**Material for the task:**
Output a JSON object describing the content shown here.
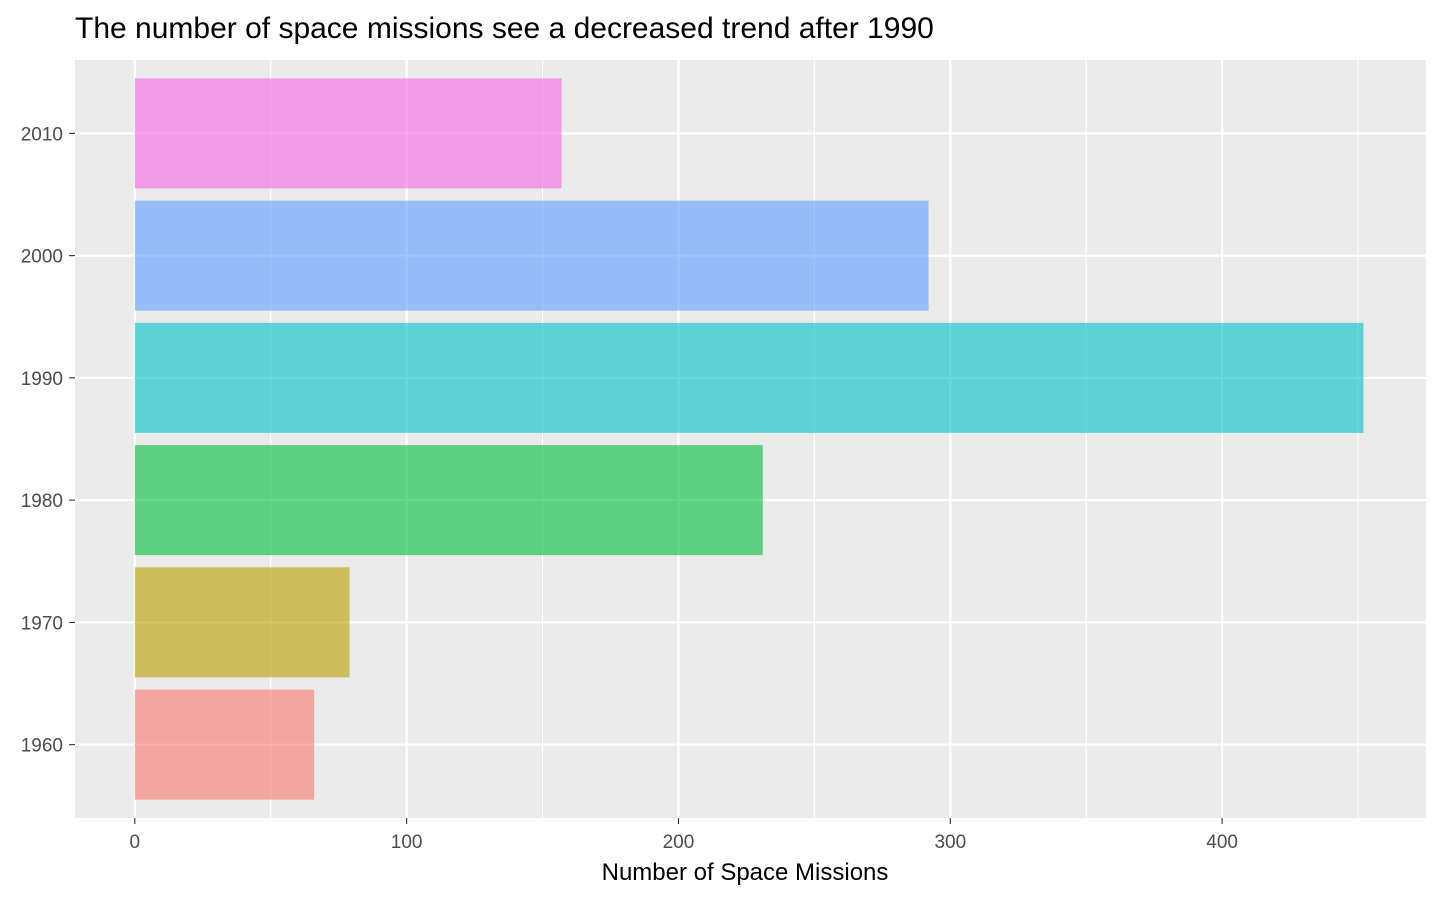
{
  "chart_data": {
    "type": "bar",
    "orientation": "horizontal",
    "title": "The number of space missions see a decreased trend after 1990",
    "xlabel": "Number of Space Missions",
    "ylabel": "",
    "categories": [
      "1960",
      "1970",
      "1980",
      "1990",
      "2000",
      "2010"
    ],
    "values": [
      66,
      79,
      231,
      452,
      292,
      157
    ],
    "colors": [
      "#F8766D",
      "#B79F00",
      "#00BA38",
      "#00BFC4",
      "#619CFF",
      "#F564E3"
    ],
    "bar_opacity": 0.6,
    "xlim": [
      -22,
      475
    ],
    "x_ticks": [
      0,
      100,
      200,
      300,
      400
    ],
    "x_tick_labels": [
      "0",
      "100",
      "200",
      "300",
      "400"
    ],
    "x_minor_ticks": [
      50,
      150,
      250,
      350,
      450
    ],
    "grid": true,
    "panel_background": "#EBEBEB",
    "grid_color": "#FFFFFF",
    "legend": "none"
  }
}
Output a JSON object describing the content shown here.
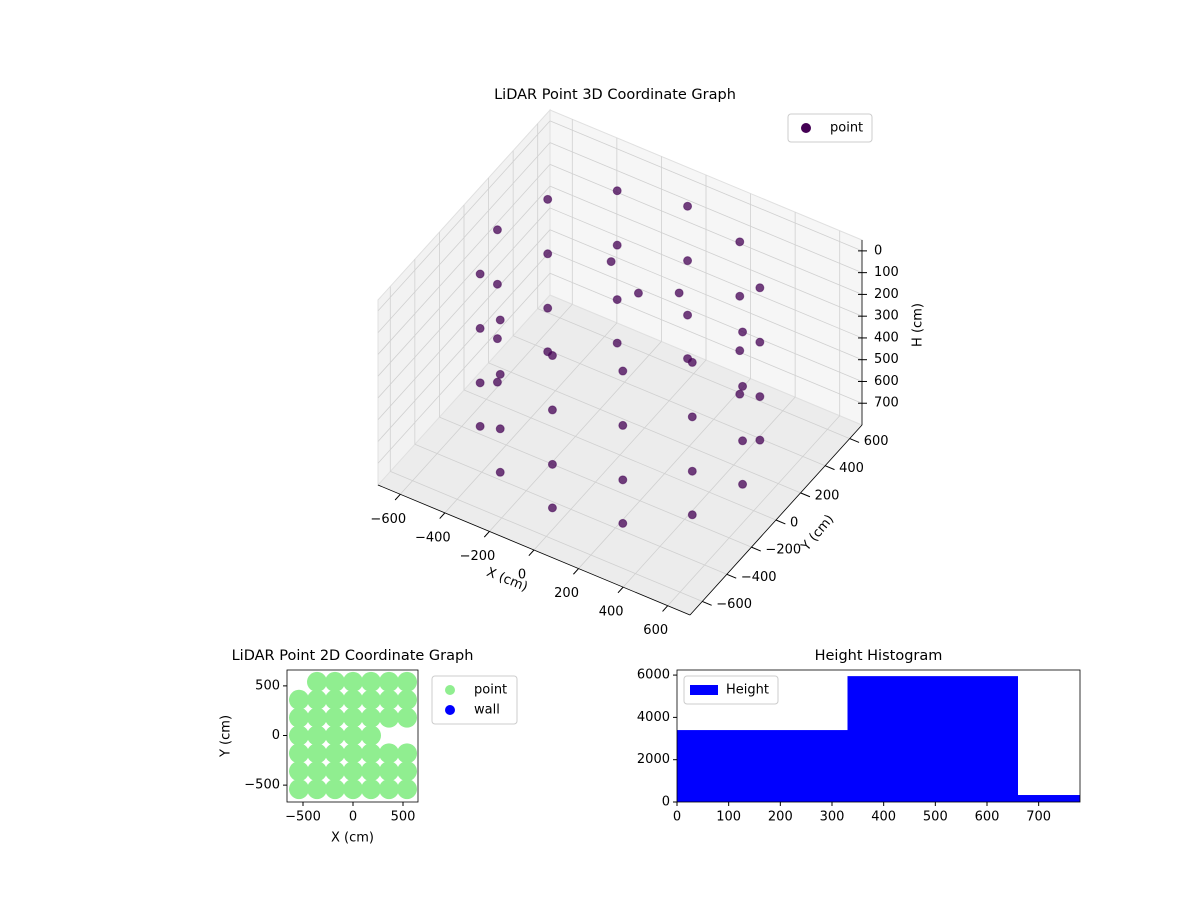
{
  "chart_data": [
    {
      "type": "scatter3d",
      "title": "LiDAR Point 3D Coordinate Graph",
      "xlabel": "X (cm)",
      "ylabel": "Y (cm)",
      "zlabel": "H (cm)",
      "series": [
        {
          "name": "point",
          "color": "#440154",
          "x": [
            550,
            476,
            275,
            0,
            -275,
            -476,
            -550,
            -476,
            -275,
            0,
            275,
            476,
            550,
            476,
            275,
            0,
            -275,
            -476,
            -550,
            -476,
            -275,
            0,
            275,
            476,
            550,
            476,
            275,
            0,
            -275,
            -476,
            -550,
            -476,
            -275,
            0,
            275,
            476,
            550,
            476,
            275,
            0,
            -275,
            -476,
            -550,
            -476,
            -275,
            0,
            275,
            476,
            -150,
            0,
            100
          ],
          "y": [
            0,
            275,
            476,
            550,
            476,
            275,
            0,
            -275,
            -476,
            -550,
            -476,
            -275,
            0,
            275,
            476,
            550,
            476,
            275,
            0,
            -275,
            -476,
            -550,
            -476,
            -275,
            0,
            275,
            476,
            550,
            476,
            275,
            0,
            -275,
            -476,
            -550,
            -476,
            -275,
            0,
            275,
            476,
            550,
            476,
            275,
            0,
            -275,
            -476,
            -550,
            -476,
            -275,
            200,
            150,
            300
          ],
          "z": [
            0,
            0,
            0,
            0,
            0,
            0,
            0,
            0,
            0,
            0,
            0,
            0,
            250,
            250,
            250,
            250,
            250,
            250,
            250,
            250,
            250,
            250,
            250,
            250,
            500,
            500,
            500,
            500,
            500,
            500,
            500,
            500,
            500,
            500,
            500,
            500,
            700,
            700,
            700,
            700,
            700,
            700,
            700,
            700,
            700,
            700,
            700,
            700,
            100,
            150,
            200
          ]
        }
      ],
      "xlim": [
        -700,
        700
      ],
      "ylim": [
        -700,
        700
      ],
      "zlim": [
        -50,
        800
      ],
      "z_inverted": true,
      "xticks": [
        {
          "value": -600,
          "label": "−600"
        },
        {
          "value": -400,
          "label": "−400"
        },
        {
          "value": -200,
          "label": "−200"
        },
        0,
        200,
        400,
        600
      ],
      "yticks": [
        {
          "value": -600,
          "label": "−600"
        },
        {
          "value": -400,
          "label": "−400"
        },
        {
          "value": -200,
          "label": "−200"
        },
        0,
        200,
        400,
        600
      ],
      "zticks": [
        0,
        100,
        200,
        300,
        400,
        500,
        600,
        700
      ],
      "grid": true,
      "legend": "upper right"
    },
    {
      "type": "scatter",
      "title": "LiDAR Point 2D Coordinate Graph",
      "xlabel": "X (cm)",
      "ylabel": "Y (cm)",
      "series": [
        {
          "name": "point",
          "color": "#90ee90",
          "x": [
            -360,
            -180,
            0,
            180,
            360,
            540,
            -540,
            -360,
            -180,
            0,
            180,
            360,
            540,
            -540,
            -360,
            -180,
            0,
            180,
            360,
            540,
            -540,
            -360,
            -180,
            0,
            180,
            -540,
            -360,
            -180,
            0,
            180,
            360,
            540,
            -540,
            -360,
            -180,
            0,
            180,
            360,
            540,
            -540,
            -360,
            -180,
            0,
            180,
            360,
            540
          ],
          "y": [
            540,
            540,
            540,
            540,
            540,
            540,
            360,
            360,
            360,
            360,
            360,
            360,
            360,
            180,
            180,
            180,
            180,
            180,
            180,
            180,
            0,
            0,
            0,
            0,
            0,
            -180,
            -180,
            -180,
            -180,
            -180,
            -180,
            -180,
            -360,
            -360,
            -360,
            -360,
            -360,
            -360,
            -360,
            -540,
            -540,
            -540,
            -540,
            -540,
            -540,
            -540
          ]
        },
        {
          "name": "wall",
          "color": "#0000ff",
          "x": [],
          "y": []
        }
      ],
      "xlim": [
        -660,
        650
      ],
      "ylim": [
        -670,
        660
      ],
      "xticks": [
        {
          "value": -500,
          "label": "−500"
        },
        0,
        500
      ],
      "yticks": [
        {
          "value": -500,
          "label": "−500"
        },
        0,
        500
      ],
      "legend": "outside right"
    },
    {
      "type": "histogram",
      "title": "Height Histogram",
      "series": [
        {
          "name": "Height",
          "color": "#0000ff",
          "bins": [
            0,
            330,
            660,
            780
          ],
          "counts": [
            3400,
            5950,
            330
          ]
        }
      ],
      "xlim": [
        0,
        780
      ],
      "ylim": [
        0,
        6240
      ],
      "xticks": [
        0,
        100,
        200,
        300,
        400,
        500,
        600,
        700
      ],
      "yticks": [
        0,
        2000,
        4000,
        6000
      ],
      "legend": "upper left"
    }
  ]
}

**Given task:** Quote in full the listing given above; the images are to be left out.

**Exercise output:**
Output a JSON object describing the content shown here.
{
  "chart_data": {
    "type": "bar",
    "orientation": "horizontal",
    "title": "The number of space missions see a decreased trend after 1990",
    "xlabel": "Number of Space Missions",
    "ylabel": "",
    "categories": [
      "1960",
      "1970",
      "1980",
      "1990",
      "2000",
      "2010"
    ],
    "values": [
      66,
      79,
      231,
      452,
      292,
      157
    ],
    "colors": [
      "#F8766D",
      "#B79F00",
      "#00BA38",
      "#00BFC4",
      "#619CFF",
      "#F564E3"
    ],
    "bar_opacity": 0.6,
    "xlim": [
      -22,
      475
    ],
    "x_ticks": [
      0,
      100,
      200,
      300,
      400
    ],
    "x_tick_labels": [
      "0",
      "100",
      "200",
      "300",
      "400"
    ],
    "x_minor_ticks": [
      50,
      150,
      250,
      350,
      450
    ],
    "grid": true,
    "panel_background": "#EBEBEB",
    "grid_color": "#FFFFFF",
    "legend": "none"
  }
}
Output a JSON object describing the content shown here.
{
  "chart_data": [
    {
      "type": "scatter3d",
      "title": "LiDAR Point 3D Coordinate Graph",
      "xlabel": "X (cm)",
      "ylabel": "Y (cm)",
      "zlabel": "H (cm)",
      "series": [
        {
          "name": "point",
          "color": "#440154",
          "x": [
            550,
            476,
            275,
            0,
            -275,
            -476,
            -550,
            -476,
            -275,
            0,
            275,
            476,
            550,
            476,
            275,
            0,
            -275,
            -476,
            -550,
            -476,
            -275,
            0,
            275,
            476,
            550,
            476,
            275,
            0,
            -275,
            -476,
            -550,
            -476,
            -275,
            0,
            275,
            476,
            550,
            476,
            275,
            0,
            -275,
            -476,
            -550,
            -476,
            -275,
            0,
            275,
            476,
            -150,
            0,
            100
          ],
          "y": [
            0,
            275,
            476,
            550,
            476,
            275,
            0,
            -275,
            -476,
            -550,
            -476,
            -275,
            0,
            275,
            476,
            550,
            476,
            275,
            0,
            -275,
            -476,
            -550,
            -476,
            -275,
            0,
            275,
            476,
            550,
            476,
            275,
            0,
            -275,
            -476,
            -550,
            -476,
            -275,
            0,
            275,
            476,
            550,
            476,
            275,
            0,
            -275,
            -476,
            -550,
            -476,
            -275,
            200,
            150,
            300
          ],
          "z": [
            0,
            0,
            0,
            0,
            0,
            0,
            0,
            0,
            0,
            0,
            0,
            0,
            250,
            250,
            250,
            250,
            250,
            250,
            250,
            250,
            250,
            250,
            250,
            250,
            500,
            500,
            500,
            500,
            500,
            500,
            500,
            500,
            500,
            500,
            500,
            500,
            700,
            700,
            700,
            700,
            700,
            700,
            700,
            700,
            700,
            700,
            700,
            700,
            100,
            150,
            200
          ]
        }
      ],
      "xlim": [
        -700,
        700
      ],
      "ylim": [
        -700,
        700
      ],
      "zlim": [
        -50,
        800
      ],
      "z_inverted": true,
      "xticks": [
        {
          "value": -600,
          "label": "−600"
        },
        {
          "value": -400,
          "label": "−400"
        },
        {
          "value": -200,
          "label": "−200"
        },
        0,
        200,
        400,
        600
      ],
      "yticks": [
        {
          "value": -600,
          "label": "−600"
        },
        {
          "value": -400,
          "label": "−400"
        },
        {
          "value": -200,
          "label": "−200"
        },
        0,
        200,
        400,
        600
      ],
      "zticks": [
        0,
        100,
        200,
        300,
        400,
        500,
        600,
        700
      ],
      "grid": true,
      "legend": "upper right"
    },
    {
      "type": "scatter",
      "title": "LiDAR Point 2D Coordinate Graph",
      "xlabel": "X (cm)",
      "ylabel": "Y (cm)",
      "series": [
        {
          "name": "point",
          "color": "#90ee90",
          "x": [
            -360,
            -180,
            0,
            180,
            360,
            540,
            -540,
            -360,
            -180,
            0,
            180,
            360,
            540,
            -540,
            -360,
            -180,
            0,
            180,
            360,
            540,
            -540,
            -360,
            -180,
            0,
            180,
            -540,
            -360,
            -180,
            0,
            180,
            360,
            540,
            -540,
            -360,
            -180,
            0,
            180,
            360,
            540,
            -540,
            -360,
            -180,
            0,
            180,
            360,
            540
          ],
          "y": [
            540,
            540,
            540,
            540,
            540,
            540,
            360,
            360,
            360,
            360,
            360,
            360,
            360,
            180,
            180,
            180,
            180,
            180,
            180,
            180,
            0,
            0,
            0,
            0,
            0,
            -180,
            -180,
            -180,
            -180,
            -180,
            -180,
            -180,
            -360,
            -360,
            -360,
            -360,
            -360,
            -360,
            -360,
            -540,
            -540,
            -540,
            -540,
            -540,
            -540,
            -540
          ]
        },
        {
          "name": "wall",
          "color": "#0000ff",
          "x": [],
          "y": []
        }
      ],
      "xlim": [
        -660,
        650
      ],
      "ylim": [
        -670,
        660
      ],
      "xticks": [
        {
          "value": -500,
          "label": "−500"
        },
        0,
        500
      ],
      "yticks": [
        {
          "value": -500,
          "label": "−500"
        },
        0,
        500
      ],
      "legend": "outside right"
    },
    {
      "type": "histogram",
      "title": "Height Histogram",
      "series": [
        {
          "name": "Height",
          "color": "#0000ff",
          "bins": [
            0,
            330,
            660,
            780
          ],
          "counts": [
            3400,
            5950,
            330
          ]
        }
      ],
      "xlim": [
        0,
        780
      ],
      "ylim": [
        0,
        6240
      ],
      "xticks": [
        0,
        100,
        200,
        300,
        400,
        500,
        600,
        700
      ],
      "yticks": [
        0,
        2000,
        4000,
        6000
      ],
      "legend": "upper left"
    }
  ]
}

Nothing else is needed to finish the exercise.